[Rows from a dataset]
* Start *

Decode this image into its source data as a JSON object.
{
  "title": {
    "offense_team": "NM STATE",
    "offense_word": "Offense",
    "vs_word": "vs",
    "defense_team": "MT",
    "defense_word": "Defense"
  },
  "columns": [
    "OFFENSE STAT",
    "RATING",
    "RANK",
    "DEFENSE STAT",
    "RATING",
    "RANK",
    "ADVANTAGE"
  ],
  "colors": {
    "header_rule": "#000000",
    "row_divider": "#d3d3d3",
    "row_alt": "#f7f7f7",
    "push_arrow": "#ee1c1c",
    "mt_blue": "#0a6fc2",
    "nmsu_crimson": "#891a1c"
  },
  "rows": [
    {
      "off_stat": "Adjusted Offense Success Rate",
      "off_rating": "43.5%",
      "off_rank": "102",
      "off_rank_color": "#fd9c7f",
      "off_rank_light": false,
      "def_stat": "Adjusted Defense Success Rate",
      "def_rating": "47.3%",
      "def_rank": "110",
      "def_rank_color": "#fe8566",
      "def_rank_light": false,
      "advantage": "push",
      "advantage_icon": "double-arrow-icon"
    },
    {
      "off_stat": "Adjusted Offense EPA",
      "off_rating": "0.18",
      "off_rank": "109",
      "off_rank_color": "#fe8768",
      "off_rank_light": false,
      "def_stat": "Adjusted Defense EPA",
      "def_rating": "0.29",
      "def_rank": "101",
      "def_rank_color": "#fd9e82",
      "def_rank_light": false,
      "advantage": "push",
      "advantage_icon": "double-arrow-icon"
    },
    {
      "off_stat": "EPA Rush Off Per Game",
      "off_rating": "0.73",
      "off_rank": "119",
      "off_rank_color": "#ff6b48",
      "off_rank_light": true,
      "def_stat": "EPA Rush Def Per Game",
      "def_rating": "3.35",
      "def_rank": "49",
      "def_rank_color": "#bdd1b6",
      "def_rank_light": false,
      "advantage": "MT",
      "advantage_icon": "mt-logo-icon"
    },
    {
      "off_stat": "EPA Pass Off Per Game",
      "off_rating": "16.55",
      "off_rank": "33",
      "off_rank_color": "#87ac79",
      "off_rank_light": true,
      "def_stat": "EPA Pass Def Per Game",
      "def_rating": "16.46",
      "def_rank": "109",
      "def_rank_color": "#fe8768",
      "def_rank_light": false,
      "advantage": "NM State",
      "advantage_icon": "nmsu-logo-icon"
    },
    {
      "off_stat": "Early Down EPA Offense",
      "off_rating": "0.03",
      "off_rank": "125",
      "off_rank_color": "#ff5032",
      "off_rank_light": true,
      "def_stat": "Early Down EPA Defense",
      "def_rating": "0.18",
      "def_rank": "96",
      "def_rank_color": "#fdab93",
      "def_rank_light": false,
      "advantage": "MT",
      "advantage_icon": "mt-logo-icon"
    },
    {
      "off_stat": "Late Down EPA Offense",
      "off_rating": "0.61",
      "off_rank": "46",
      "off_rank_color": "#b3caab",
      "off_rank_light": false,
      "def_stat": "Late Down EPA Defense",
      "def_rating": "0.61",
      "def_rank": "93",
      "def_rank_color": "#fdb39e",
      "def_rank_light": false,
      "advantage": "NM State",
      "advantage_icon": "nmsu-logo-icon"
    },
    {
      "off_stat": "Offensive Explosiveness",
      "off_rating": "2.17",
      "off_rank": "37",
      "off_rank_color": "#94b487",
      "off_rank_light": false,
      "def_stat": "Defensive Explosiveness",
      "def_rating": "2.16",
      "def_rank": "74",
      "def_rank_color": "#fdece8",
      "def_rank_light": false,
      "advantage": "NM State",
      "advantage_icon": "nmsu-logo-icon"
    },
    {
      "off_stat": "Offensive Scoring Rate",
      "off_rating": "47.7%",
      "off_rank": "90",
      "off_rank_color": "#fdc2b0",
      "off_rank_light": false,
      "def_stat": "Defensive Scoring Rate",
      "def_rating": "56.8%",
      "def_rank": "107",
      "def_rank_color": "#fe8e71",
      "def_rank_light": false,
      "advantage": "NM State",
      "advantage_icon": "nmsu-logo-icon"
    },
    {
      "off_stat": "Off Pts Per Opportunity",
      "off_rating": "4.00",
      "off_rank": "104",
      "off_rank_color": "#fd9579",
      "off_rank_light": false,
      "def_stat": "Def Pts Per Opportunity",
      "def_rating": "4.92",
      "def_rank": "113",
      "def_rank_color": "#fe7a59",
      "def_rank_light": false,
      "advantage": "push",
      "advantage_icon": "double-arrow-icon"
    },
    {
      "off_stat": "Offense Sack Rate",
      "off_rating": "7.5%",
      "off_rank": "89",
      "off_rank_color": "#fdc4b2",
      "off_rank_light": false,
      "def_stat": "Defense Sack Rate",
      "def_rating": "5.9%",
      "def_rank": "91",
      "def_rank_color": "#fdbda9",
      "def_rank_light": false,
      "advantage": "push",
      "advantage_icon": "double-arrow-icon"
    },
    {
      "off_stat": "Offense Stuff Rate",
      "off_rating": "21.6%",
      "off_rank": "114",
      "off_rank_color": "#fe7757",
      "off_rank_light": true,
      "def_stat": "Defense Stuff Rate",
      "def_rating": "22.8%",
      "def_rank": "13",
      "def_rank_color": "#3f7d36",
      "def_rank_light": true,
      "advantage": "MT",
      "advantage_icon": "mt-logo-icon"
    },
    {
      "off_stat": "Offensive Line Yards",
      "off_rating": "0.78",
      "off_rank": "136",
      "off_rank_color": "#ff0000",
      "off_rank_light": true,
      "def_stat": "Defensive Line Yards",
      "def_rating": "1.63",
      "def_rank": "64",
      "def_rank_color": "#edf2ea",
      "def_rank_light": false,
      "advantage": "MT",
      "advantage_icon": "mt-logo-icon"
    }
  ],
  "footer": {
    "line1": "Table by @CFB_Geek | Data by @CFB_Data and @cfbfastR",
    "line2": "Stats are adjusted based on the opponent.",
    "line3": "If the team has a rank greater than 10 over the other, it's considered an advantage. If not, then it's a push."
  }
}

* End *

#### Challenge:
The entries above must be returned in full, exactly as shown.

#### Reply to the task:
Decode this image into its source data as a JSON object.
{
  "title": {
    "offense_team": "NM STATE",
    "offense_word": "Offense",
    "vs_word": "vs",
    "defense_team": "MT",
    "defense_word": "Defense"
  },
  "columns": [
    "OFFENSE STAT",
    "RATING",
    "RANK",
    "DEFENSE STAT",
    "RATING",
    "RANK",
    "ADVANTAGE"
  ],
  "colors": {
    "header_rule": "#000000",
    "row_divider": "#d3d3d3",
    "row_alt": "#f7f7f7",
    "push_arrow": "#ee1c1c",
    "mt_blue": "#0a6fc2",
    "nmsu_crimson": "#891a1c"
  },
  "rows": [
    {
      "off_stat": "Adjusted Offense Success Rate",
      "off_rating": "43.5%",
      "off_rank": "102",
      "off_rank_color": "#fd9c7f",
      "off_rank_light": false,
      "def_stat": "Adjusted Defense Success Rate",
      "def_rating": "47.3%",
      "def_rank": "110",
      "def_rank_color": "#fe8566",
      "def_rank_light": false,
      "advantage": "push",
      "advantage_icon": "double-arrow-icon"
    },
    {
      "off_stat": "Adjusted Offense EPA",
      "off_rating": "0.18",
      "off_rank": "109",
      "off_rank_color": "#fe8768",
      "off_rank_light": false,
      "def_stat": "Adjusted Defense EPA",
      "def_rating": "0.29",
      "def_rank": "101",
      "def_rank_color": "#fd9e82",
      "def_rank_light": false,
      "advantage": "push",
      "advantage_icon": "double-arrow-icon"
    },
    {
      "off_stat": "EPA Rush Off Per Game",
      "off_rating": "0.73",
      "off_rank": "119",
      "off_rank_color": "#ff6b48",
      "off_rank_light": true,
      "def_stat": "EPA Rush Def Per Game",
      "def_rating": "3.35",
      "def_rank": "49",
      "def_rank_color": "#bdd1b6",
      "def_rank_light": false,
      "advantage": "MT",
      "advantage_icon": "mt-logo-icon"
    },
    {
      "off_stat": "EPA Pass Off Per Game",
      "off_rating": "16.55",
      "off_rank": "33",
      "off_rank_color": "#87ac79",
      "off_rank_light": true,
      "def_stat": "EPA Pass Def Per Game",
      "def_rating": "16.46",
      "def_rank": "109",
      "def_rank_color": "#fe8768",
      "def_rank_light": false,
      "advantage": "NM State",
      "advantage_icon": "nmsu-logo-icon"
    },
    {
      "off_stat": "Early Down EPA Offense",
      "off_rating": "0.03",
      "off_rank": "125",
      "off_rank_color": "#ff5032",
      "off_rank_light": true,
      "def_stat": "Early Down EPA Defense",
      "def_rating": "0.18",
      "def_rank": "96",
      "def_rank_color": "#fdab93",
      "def_rank_light": false,
      "advantage": "MT",
      "advantage_icon": "mt-logo-icon"
    },
    {
      "off_stat": "Late Down EPA Offense",
      "off_rating": "0.61",
      "off_rank": "46",
      "off_rank_color": "#b3caab",
      "off_rank_light": false,
      "def_stat": "Late Down EPA Defense",
      "def_rating": "0.61",
      "def_rank": "93",
      "def_rank_color": "#fdb39e",
      "def_rank_light": false,
      "advantage": "NM State",
      "advantage_icon": "nmsu-logo-icon"
    },
    {
      "off_stat": "Offensive Explosiveness",
      "off_rating": "2.17",
      "off_rank": "37",
      "off_rank_color": "#94b487",
      "off_rank_light": false,
      "def_stat": "Defensive Explosiveness",
      "def_rating": "2.16",
      "def_rank": "74",
      "def_rank_color": "#fdece8",
      "def_rank_light": false,
      "advantage": "NM State",
      "advantage_icon": "nmsu-logo-icon"
    },
    {
      "off_stat": "Offensive Scoring Rate",
      "off_rating": "47.7%",
      "off_rank": "90",
      "off_rank_color": "#fdc2b0",
      "off_rank_light": false,
      "def_stat": "Defensive Scoring Rate",
      "def_rating": "56.8%",
      "def_rank": "107",
      "def_rank_color": "#fe8e71",
      "def_rank_light": false,
      "advantage": "NM State",
      "advantage_icon": "nmsu-logo-icon"
    },
    {
      "off_stat": "Off Pts Per Opportunity",
      "off_rating": "4.00",
      "off_rank": "104",
      "off_rank_color": "#fd9579",
      "off_rank_light": false,
      "def_stat": "Def Pts Per Opportunity",
      "def_rating": "4.92",
      "def_rank": "113",
      "def_rank_color": "#fe7a59",
      "def_rank_light": false,
      "advantage": "push",
      "advantage_icon": "double-arrow-icon"
    },
    {
      "off_stat": "Offense Sack Rate",
      "off_rating": "7.5%",
      "off_rank": "89",
      "off_rank_color": "#fdc4b2",
      "off_rank_light": false,
      "def_stat": "Defense Sack Rate",
      "def_rating": "5.9%",
      "def_rank": "91",
      "def_rank_color": "#fdbda9",
      "def_rank_light": false,
      "advantage": "push",
      "advantage_icon": "double-arrow-icon"
    },
    {
      "off_stat": "Offense Stuff Rate",
      "off_rating": "21.6%",
      "off_rank": "114",
      "off_rank_color": "#fe7757",
      "off_rank_light": true,
      "def_stat": "Defense Stuff Rate",
      "def_rating": "22.8%",
      "def_rank": "13",
      "def_rank_color": "#3f7d36",
      "def_rank_light": true,
      "advantage": "MT",
      "advantage_icon": "mt-logo-icon"
    },
    {
      "off_stat": "Offensive Line Yards",
      "off_rating": "0.78",
      "off_rank": "136",
      "off_rank_color": "#ff0000",
      "off_rank_light": true,
      "def_stat": "Defensive Line Yards",
      "def_rating": "1.63",
      "def_rank": "64",
      "def_rank_color": "#edf2ea",
      "def_rank_light": false,
      "advantage": "MT",
      "advantage_icon": "mt-logo-icon"
    }
  ],
  "footer": {
    "line1": "Table by @CFB_Geek | Data by @CFB_Data and @cfbfastR",
    "line2": "Stats are adjusted based on the opponent.",
    "line3": "If the team has a rank greater than 10 over the other, it's considered an advantage. If not, then it's a push."
  }
}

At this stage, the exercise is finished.